Problem details - Take every line where the string "habent" appears and copy it.

>> Begin Record set

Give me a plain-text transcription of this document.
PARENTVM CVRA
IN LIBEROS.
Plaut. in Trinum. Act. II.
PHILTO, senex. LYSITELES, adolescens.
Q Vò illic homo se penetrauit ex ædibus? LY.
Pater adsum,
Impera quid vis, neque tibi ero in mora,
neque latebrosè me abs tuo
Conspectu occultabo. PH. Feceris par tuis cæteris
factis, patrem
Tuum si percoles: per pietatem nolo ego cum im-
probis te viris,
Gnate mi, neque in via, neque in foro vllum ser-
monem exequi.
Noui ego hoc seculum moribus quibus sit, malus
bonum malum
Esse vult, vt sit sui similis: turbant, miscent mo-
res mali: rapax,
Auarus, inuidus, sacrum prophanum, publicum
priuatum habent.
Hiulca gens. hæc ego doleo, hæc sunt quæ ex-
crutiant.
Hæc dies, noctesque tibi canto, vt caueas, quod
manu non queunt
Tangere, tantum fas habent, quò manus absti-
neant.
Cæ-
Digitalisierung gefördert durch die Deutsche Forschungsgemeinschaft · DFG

>> End Record set

Exercise output -
priuatum habent.
Tangere, tantum fas habent, quò manus absti-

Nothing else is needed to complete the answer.